Data to use:
>> Start

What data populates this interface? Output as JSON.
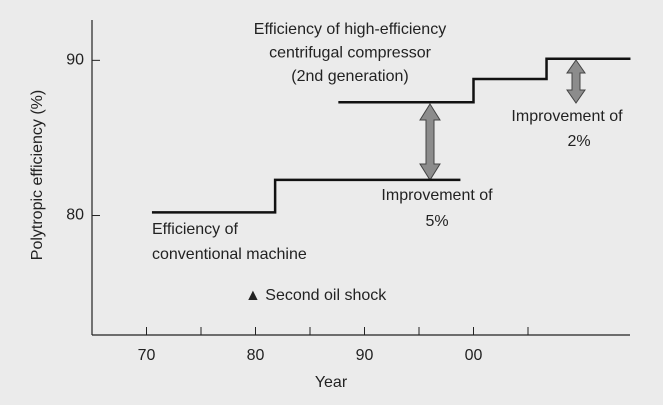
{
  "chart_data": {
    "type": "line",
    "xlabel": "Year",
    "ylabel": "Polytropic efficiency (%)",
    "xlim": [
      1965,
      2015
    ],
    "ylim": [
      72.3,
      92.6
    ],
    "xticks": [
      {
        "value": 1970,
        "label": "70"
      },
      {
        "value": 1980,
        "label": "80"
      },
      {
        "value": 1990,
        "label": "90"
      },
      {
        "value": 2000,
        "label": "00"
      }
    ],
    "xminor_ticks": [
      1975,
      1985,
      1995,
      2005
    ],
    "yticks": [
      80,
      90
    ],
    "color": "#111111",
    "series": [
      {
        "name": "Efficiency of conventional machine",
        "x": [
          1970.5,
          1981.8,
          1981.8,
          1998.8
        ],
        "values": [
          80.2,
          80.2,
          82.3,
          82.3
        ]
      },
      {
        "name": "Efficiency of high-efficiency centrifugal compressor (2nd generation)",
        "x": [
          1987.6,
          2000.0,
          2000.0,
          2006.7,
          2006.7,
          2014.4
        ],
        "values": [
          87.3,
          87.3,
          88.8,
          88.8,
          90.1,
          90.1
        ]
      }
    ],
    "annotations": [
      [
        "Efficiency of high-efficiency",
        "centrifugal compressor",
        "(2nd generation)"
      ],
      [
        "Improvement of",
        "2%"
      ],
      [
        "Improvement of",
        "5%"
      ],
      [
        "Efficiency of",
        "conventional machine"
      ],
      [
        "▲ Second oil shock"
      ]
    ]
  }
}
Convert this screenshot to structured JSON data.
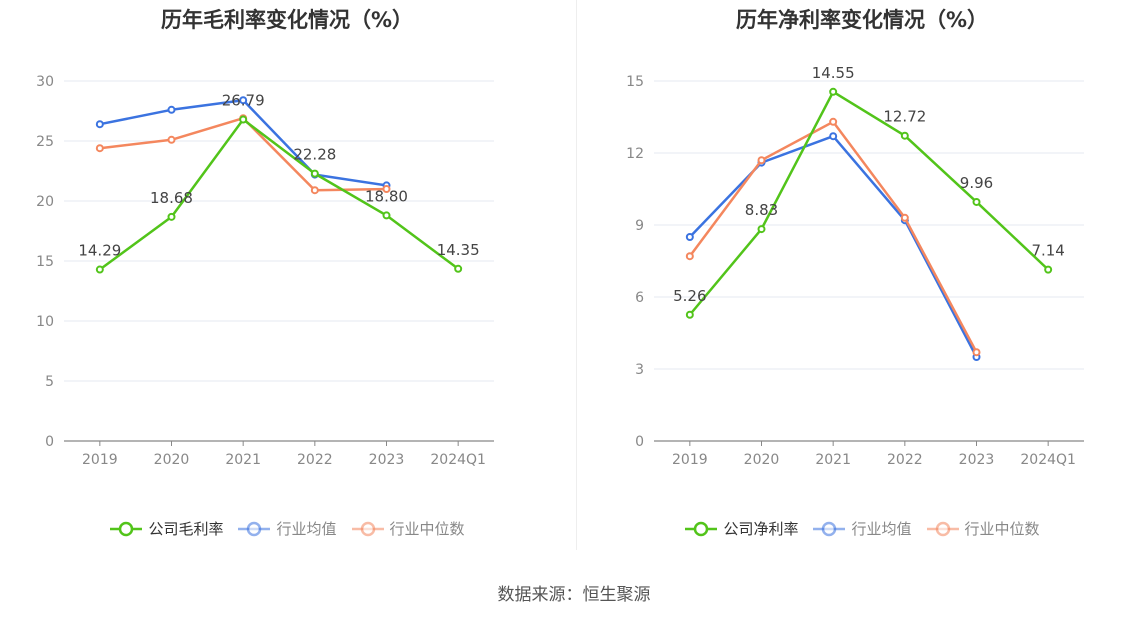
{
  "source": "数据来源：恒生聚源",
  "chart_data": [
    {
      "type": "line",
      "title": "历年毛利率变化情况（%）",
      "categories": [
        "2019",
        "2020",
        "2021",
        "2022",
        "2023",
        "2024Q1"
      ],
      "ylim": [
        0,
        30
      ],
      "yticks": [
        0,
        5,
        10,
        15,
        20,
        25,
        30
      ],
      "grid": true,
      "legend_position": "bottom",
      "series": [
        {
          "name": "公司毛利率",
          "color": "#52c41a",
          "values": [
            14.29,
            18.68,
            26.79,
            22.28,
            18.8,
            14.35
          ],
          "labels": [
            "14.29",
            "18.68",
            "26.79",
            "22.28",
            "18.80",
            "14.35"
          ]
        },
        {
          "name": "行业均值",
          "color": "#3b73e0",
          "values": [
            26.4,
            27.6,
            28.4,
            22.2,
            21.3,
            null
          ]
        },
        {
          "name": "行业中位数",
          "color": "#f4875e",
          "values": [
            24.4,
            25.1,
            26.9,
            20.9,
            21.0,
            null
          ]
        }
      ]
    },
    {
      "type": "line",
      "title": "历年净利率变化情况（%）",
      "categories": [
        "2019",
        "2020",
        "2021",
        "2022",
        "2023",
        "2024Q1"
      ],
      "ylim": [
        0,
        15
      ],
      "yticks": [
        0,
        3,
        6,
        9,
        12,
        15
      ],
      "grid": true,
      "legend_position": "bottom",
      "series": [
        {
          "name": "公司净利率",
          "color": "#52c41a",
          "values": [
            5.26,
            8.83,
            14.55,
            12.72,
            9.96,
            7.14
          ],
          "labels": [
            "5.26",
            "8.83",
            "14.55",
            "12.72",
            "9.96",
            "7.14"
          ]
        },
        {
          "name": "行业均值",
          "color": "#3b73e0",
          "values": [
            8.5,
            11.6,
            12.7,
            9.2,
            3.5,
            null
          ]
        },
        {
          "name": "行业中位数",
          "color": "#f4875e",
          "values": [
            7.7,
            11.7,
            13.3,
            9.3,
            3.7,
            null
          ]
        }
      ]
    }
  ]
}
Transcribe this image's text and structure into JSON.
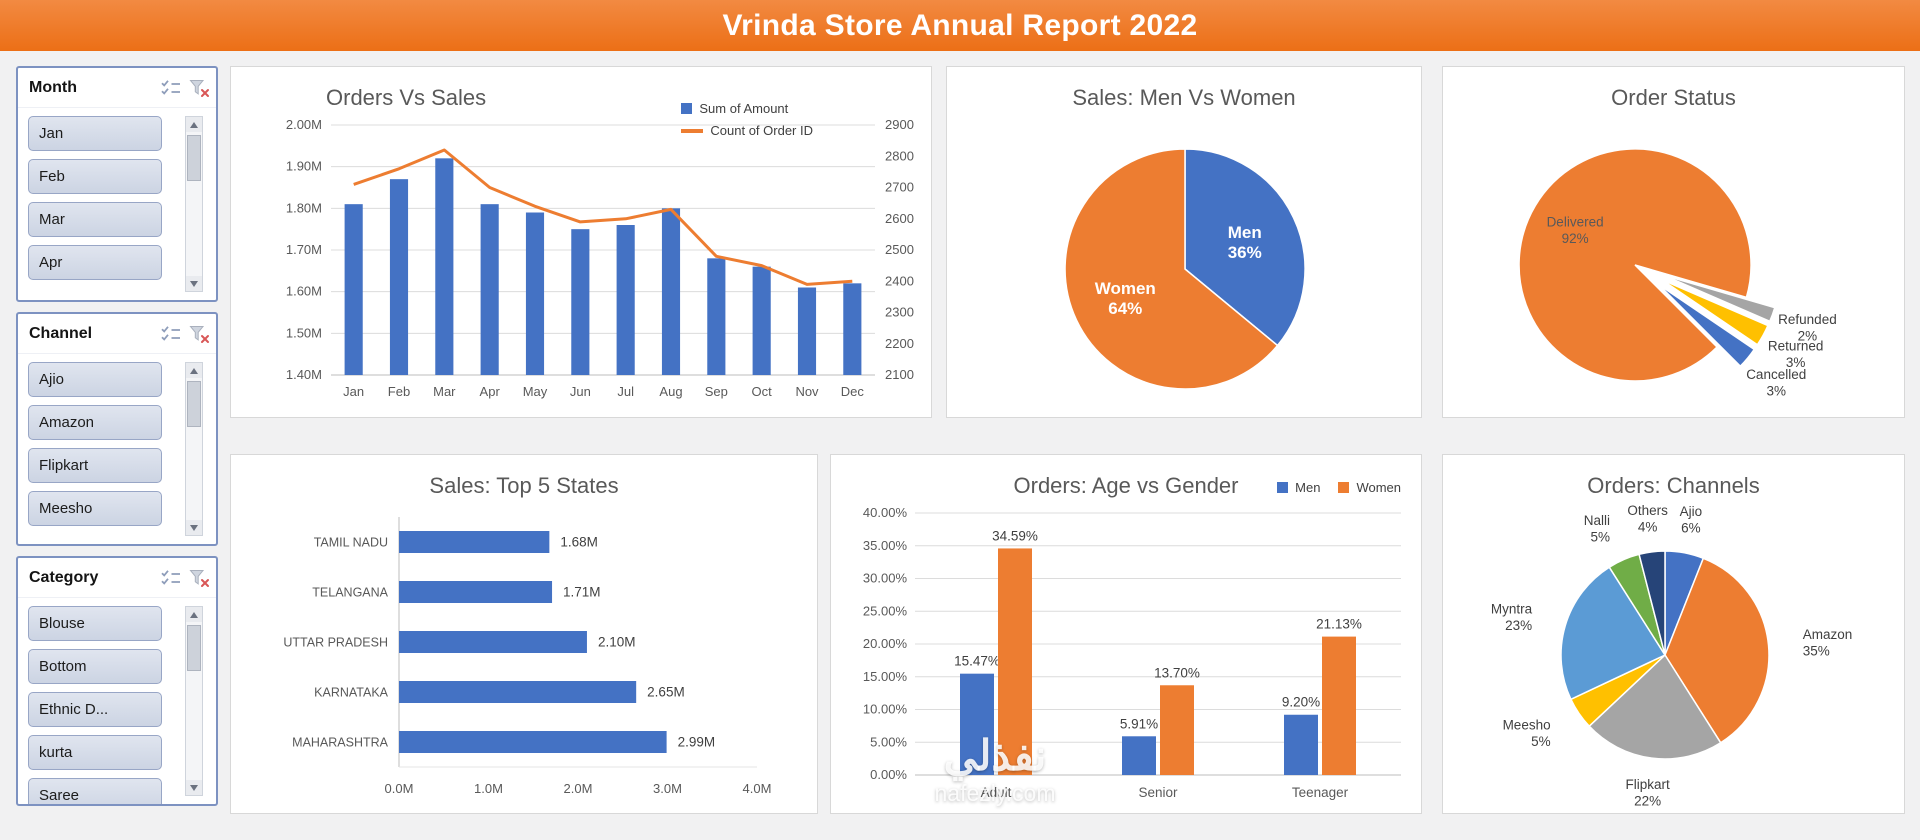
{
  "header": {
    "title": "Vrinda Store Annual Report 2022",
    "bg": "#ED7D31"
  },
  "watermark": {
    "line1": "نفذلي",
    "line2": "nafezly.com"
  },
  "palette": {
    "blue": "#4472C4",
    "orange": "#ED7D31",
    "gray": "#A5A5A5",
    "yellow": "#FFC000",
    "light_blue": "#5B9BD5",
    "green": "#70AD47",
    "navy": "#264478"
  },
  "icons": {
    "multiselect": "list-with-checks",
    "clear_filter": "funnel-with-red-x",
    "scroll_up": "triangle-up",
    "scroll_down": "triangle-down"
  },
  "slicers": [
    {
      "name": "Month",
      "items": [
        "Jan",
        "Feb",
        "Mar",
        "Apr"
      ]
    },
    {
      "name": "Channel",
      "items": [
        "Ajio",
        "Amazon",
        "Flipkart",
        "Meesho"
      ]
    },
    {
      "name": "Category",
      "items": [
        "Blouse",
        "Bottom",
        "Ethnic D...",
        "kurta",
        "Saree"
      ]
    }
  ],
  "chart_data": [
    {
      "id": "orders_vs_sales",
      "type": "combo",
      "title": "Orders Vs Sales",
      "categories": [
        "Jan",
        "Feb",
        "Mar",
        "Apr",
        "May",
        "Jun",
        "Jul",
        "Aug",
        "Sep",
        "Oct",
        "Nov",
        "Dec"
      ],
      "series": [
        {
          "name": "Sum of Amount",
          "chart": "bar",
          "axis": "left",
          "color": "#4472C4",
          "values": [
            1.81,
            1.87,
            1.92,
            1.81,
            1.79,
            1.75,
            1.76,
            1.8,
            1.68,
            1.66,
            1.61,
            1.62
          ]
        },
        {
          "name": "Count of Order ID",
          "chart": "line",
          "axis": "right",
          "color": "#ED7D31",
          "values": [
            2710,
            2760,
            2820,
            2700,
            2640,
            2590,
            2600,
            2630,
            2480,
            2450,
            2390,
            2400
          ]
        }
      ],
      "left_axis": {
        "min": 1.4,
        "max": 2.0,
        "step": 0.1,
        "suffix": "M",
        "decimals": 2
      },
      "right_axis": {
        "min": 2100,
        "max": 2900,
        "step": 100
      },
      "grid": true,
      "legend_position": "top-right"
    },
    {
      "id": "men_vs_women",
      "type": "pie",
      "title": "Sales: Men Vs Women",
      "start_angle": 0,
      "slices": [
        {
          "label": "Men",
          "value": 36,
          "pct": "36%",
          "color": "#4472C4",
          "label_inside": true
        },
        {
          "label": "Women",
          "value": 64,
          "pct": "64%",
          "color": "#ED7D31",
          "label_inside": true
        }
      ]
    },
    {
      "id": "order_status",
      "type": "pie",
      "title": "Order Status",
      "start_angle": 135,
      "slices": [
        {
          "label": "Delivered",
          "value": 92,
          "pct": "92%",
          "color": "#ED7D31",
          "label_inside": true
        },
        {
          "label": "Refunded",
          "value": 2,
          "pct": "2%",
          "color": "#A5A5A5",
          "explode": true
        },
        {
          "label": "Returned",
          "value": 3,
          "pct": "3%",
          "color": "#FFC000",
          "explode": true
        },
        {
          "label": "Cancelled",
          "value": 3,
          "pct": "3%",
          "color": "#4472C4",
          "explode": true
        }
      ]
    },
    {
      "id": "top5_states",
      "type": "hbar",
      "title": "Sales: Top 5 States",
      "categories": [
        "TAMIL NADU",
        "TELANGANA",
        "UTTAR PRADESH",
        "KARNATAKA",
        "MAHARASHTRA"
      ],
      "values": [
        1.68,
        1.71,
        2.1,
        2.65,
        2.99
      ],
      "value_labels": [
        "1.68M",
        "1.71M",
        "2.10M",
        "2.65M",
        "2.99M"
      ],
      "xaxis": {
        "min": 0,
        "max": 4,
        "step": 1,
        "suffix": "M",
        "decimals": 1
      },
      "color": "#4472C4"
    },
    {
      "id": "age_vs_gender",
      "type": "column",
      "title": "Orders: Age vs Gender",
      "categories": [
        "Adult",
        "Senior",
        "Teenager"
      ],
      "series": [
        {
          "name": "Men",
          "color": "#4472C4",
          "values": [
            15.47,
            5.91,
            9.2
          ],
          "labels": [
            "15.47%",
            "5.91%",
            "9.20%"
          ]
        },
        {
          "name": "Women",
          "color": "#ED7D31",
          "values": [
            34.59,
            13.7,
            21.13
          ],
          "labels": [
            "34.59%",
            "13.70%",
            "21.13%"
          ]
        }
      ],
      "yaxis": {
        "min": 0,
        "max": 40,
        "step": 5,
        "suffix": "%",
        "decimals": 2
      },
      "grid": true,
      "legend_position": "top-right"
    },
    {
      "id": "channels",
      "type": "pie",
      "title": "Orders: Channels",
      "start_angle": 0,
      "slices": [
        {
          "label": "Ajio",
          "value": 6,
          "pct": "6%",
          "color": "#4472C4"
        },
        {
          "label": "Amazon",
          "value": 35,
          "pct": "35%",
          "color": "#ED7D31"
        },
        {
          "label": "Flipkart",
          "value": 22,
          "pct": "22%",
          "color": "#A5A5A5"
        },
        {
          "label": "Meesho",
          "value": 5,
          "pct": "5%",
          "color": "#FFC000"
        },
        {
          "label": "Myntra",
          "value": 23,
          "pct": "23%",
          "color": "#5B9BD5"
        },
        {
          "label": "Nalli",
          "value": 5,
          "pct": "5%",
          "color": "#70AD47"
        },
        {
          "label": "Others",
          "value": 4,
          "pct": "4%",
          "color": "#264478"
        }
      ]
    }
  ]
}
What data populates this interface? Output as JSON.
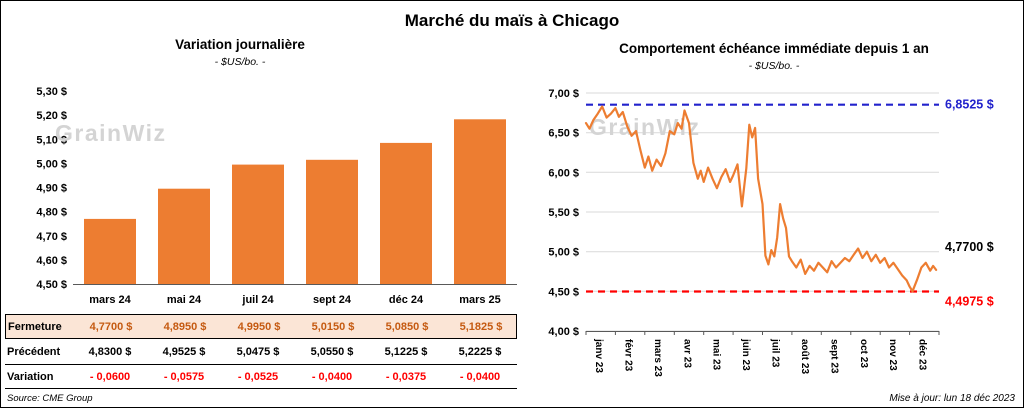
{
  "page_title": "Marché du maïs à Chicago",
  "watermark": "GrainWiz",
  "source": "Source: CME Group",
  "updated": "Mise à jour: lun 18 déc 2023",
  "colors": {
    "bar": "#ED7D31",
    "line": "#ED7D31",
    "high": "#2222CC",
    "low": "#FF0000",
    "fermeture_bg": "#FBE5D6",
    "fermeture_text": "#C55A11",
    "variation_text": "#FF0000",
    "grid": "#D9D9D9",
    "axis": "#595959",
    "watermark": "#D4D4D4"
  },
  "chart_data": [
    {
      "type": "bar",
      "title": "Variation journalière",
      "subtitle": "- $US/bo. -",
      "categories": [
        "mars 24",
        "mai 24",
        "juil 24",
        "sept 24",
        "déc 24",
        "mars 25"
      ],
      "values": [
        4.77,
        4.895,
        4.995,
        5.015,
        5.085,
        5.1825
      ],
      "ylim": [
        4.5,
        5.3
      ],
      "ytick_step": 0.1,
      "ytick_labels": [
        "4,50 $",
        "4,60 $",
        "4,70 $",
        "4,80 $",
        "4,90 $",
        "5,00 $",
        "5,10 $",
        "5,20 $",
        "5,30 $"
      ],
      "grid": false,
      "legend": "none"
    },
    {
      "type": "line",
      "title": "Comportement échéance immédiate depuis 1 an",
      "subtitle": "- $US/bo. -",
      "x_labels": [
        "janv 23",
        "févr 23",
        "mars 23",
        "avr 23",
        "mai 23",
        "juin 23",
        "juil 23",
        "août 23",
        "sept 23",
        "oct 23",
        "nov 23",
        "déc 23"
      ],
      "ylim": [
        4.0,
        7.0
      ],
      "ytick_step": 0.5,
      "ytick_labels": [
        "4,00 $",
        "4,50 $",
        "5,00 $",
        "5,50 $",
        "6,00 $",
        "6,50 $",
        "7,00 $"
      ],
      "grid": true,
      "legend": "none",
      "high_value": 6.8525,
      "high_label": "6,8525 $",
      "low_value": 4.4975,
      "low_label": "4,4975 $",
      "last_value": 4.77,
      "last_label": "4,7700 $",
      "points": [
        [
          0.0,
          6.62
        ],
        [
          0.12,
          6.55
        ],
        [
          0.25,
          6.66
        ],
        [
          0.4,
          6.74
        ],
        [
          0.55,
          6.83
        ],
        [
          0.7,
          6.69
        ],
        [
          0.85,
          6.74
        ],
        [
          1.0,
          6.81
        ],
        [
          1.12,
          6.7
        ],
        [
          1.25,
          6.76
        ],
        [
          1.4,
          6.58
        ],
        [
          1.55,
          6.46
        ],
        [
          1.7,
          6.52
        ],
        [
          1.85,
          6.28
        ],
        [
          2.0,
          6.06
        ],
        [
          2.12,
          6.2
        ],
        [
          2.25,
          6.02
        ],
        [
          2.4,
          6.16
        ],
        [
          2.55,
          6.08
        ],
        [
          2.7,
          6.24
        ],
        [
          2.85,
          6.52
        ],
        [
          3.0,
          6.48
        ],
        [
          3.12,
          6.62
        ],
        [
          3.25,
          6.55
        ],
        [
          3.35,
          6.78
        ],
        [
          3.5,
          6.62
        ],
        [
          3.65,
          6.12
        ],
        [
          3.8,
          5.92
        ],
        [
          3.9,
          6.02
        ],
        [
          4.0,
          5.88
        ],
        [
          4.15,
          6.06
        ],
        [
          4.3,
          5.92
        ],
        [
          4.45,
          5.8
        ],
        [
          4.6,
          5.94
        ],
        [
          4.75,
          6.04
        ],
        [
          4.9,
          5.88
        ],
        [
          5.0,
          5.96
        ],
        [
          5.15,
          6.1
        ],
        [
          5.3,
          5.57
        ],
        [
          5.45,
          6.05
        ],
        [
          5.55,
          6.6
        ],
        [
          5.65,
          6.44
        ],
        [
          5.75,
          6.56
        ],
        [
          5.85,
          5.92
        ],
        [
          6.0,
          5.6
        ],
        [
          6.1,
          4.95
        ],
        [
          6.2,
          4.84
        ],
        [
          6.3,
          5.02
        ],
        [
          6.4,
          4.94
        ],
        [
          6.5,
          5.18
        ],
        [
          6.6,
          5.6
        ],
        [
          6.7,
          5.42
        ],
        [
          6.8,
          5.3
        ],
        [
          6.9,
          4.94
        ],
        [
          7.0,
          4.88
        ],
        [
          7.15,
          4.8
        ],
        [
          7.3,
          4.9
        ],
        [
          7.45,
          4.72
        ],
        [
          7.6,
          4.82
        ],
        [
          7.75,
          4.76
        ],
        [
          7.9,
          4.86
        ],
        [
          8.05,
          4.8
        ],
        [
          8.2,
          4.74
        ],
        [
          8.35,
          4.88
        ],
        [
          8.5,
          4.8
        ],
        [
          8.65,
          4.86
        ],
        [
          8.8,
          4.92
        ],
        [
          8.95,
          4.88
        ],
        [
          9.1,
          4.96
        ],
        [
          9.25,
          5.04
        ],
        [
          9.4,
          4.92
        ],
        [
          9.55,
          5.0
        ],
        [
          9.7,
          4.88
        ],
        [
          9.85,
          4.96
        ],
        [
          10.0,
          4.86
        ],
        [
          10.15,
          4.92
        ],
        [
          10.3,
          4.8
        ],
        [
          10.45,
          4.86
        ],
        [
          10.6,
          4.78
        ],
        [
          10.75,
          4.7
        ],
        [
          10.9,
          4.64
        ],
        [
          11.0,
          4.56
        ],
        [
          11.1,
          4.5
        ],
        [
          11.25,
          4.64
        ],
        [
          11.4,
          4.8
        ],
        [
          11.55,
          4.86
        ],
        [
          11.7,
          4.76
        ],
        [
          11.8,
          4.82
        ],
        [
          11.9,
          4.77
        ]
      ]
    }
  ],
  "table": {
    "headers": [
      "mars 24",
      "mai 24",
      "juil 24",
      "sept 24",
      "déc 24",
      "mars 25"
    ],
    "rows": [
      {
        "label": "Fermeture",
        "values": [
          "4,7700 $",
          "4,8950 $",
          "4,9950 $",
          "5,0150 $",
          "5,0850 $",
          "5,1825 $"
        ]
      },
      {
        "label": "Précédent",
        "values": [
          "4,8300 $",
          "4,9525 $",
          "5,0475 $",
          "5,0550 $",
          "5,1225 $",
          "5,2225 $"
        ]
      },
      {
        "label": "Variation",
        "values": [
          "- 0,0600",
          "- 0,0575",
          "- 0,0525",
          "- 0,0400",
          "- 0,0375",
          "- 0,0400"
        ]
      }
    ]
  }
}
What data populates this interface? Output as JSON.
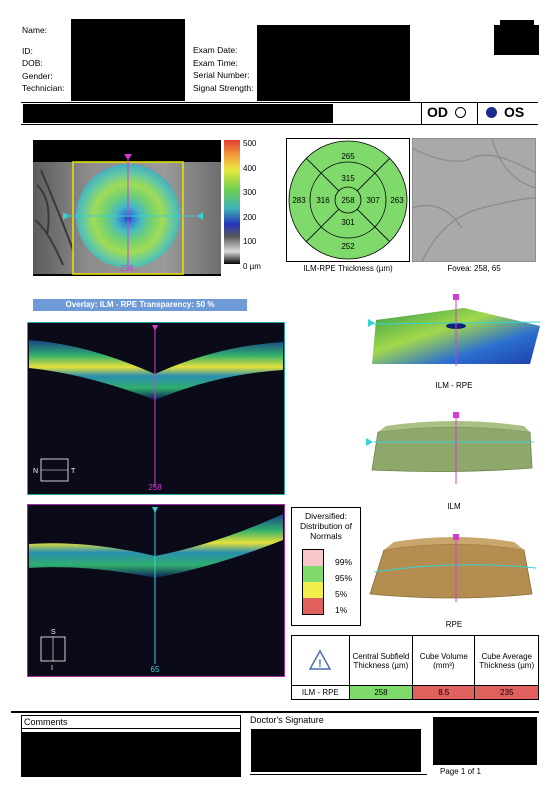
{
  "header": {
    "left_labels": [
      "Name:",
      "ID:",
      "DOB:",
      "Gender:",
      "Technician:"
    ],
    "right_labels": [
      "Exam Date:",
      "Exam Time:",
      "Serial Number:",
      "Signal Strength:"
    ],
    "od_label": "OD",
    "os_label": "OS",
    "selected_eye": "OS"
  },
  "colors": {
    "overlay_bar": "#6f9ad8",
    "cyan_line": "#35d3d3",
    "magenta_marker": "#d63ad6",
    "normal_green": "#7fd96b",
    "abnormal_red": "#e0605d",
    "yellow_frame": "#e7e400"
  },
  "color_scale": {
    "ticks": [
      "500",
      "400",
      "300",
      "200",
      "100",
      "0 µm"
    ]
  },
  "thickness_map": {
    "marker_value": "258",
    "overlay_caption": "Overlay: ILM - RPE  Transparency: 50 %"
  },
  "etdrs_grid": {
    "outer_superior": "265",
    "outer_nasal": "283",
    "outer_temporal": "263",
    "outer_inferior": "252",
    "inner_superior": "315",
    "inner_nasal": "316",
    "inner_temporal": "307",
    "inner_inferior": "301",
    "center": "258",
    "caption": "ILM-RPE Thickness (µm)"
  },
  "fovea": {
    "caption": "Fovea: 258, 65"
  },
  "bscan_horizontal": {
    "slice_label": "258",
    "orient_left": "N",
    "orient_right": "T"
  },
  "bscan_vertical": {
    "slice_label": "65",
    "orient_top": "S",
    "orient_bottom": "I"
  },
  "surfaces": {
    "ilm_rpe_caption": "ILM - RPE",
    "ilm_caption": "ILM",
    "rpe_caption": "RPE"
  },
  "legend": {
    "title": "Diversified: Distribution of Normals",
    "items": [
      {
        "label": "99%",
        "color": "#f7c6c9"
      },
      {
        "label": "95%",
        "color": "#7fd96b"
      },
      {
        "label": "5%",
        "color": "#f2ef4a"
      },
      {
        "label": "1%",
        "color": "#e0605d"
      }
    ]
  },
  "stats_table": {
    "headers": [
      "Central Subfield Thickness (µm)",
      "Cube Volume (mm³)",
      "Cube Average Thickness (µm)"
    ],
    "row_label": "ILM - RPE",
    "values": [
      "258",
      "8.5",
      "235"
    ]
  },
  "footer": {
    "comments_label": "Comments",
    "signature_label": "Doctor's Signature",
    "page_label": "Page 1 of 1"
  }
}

>> End

Gather, from the listing above, every line carrying the word "compressor".

The output:
        "name": "Efficiency of high-efficiency centrifugal compressor (2nd generation)",
        "centrifugal compressor",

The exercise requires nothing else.